--- start of ENTRIES SUPPLIED ---

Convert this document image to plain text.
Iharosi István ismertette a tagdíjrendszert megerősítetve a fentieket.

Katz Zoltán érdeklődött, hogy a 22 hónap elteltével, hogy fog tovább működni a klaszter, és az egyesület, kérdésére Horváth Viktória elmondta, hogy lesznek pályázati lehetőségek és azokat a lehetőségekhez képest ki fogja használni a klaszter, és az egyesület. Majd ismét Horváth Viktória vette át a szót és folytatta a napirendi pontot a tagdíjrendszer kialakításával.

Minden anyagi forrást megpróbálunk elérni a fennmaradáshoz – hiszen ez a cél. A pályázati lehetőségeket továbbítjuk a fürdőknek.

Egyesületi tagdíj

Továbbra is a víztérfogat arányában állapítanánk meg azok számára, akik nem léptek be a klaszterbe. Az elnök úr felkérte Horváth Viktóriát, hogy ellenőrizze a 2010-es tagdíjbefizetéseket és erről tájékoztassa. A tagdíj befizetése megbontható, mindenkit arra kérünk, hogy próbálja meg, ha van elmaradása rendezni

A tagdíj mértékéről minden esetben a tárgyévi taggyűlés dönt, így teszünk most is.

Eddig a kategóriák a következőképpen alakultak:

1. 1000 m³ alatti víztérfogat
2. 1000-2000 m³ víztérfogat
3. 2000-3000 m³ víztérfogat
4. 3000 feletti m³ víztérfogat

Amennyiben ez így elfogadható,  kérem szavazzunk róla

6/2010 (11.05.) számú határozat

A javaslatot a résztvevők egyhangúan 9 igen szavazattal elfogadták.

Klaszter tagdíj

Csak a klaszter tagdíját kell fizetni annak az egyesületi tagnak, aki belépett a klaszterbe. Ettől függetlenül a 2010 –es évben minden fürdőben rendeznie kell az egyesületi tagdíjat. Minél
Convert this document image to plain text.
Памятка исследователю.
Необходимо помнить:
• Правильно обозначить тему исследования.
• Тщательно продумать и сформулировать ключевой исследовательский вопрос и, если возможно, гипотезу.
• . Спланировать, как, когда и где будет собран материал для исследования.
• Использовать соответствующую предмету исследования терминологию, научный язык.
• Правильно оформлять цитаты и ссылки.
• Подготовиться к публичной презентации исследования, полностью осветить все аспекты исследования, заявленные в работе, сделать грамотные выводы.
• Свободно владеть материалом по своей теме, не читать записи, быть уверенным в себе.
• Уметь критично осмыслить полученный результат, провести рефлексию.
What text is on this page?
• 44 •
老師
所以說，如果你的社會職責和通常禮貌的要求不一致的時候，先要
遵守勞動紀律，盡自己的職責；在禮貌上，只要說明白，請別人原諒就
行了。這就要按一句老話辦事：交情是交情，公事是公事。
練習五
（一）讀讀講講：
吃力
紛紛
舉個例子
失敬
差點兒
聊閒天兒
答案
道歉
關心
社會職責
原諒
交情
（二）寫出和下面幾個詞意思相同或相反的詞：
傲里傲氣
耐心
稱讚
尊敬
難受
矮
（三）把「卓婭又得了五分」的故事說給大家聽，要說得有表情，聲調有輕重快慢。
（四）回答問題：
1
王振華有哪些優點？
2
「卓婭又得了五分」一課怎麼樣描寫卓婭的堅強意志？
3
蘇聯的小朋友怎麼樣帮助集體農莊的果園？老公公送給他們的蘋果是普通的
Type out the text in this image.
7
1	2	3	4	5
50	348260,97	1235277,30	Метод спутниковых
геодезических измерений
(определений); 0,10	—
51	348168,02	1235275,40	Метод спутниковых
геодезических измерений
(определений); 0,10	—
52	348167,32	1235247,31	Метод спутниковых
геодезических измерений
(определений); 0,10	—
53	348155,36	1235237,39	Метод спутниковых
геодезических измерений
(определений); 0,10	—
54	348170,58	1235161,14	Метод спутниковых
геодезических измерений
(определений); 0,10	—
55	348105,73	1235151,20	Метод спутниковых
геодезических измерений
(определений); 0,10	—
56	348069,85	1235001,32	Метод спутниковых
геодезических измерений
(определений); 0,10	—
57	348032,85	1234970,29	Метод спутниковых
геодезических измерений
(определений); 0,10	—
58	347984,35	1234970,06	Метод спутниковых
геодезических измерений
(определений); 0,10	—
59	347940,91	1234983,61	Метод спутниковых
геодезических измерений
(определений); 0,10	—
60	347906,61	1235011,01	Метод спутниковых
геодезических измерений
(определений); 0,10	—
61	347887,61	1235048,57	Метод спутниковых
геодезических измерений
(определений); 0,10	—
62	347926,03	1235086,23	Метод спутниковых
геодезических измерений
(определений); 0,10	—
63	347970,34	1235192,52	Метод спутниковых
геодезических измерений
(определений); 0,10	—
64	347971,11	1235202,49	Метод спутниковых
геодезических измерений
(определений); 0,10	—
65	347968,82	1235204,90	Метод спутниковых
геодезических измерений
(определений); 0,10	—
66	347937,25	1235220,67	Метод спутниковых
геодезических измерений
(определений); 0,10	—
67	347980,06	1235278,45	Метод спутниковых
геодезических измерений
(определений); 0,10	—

--- end of ENTRIES SUPPLIED ---

WHAT TO PRODUCE>
In the entries above, find every line with the word "Horváth" and list it.

WRITTEN ANSWER>
Katz Zoltán érdeklődött, hogy a 22 hónap elteltével, hogy fog tovább működni a klaszter, és az egyesület, kérdésére Horváth Viktória elmondta, hogy lesznek pályázati lehetőségek és azokat a lehetőségekhez képest ki fogja használni a klaszter, és az egyesület. Majd ismét Horváth Viktória vette át a szót és folytatta a napirendi pontot a tagdíjrendszer kialakításával.
Továbbra is a víztérfogat arányában állapítanánk meg azok számára, akik nem léptek be a klaszterbe. Az elnök úr felkérte Horváth Viktóriát, hogy ellenőrizze a 2010-es tagdíjbefizetéseket és erről tájékoztassa. A tagdíj befizetése megbontható, mindenkit arra kérünk, hogy próbálja meg, ha van elmaradása rendezni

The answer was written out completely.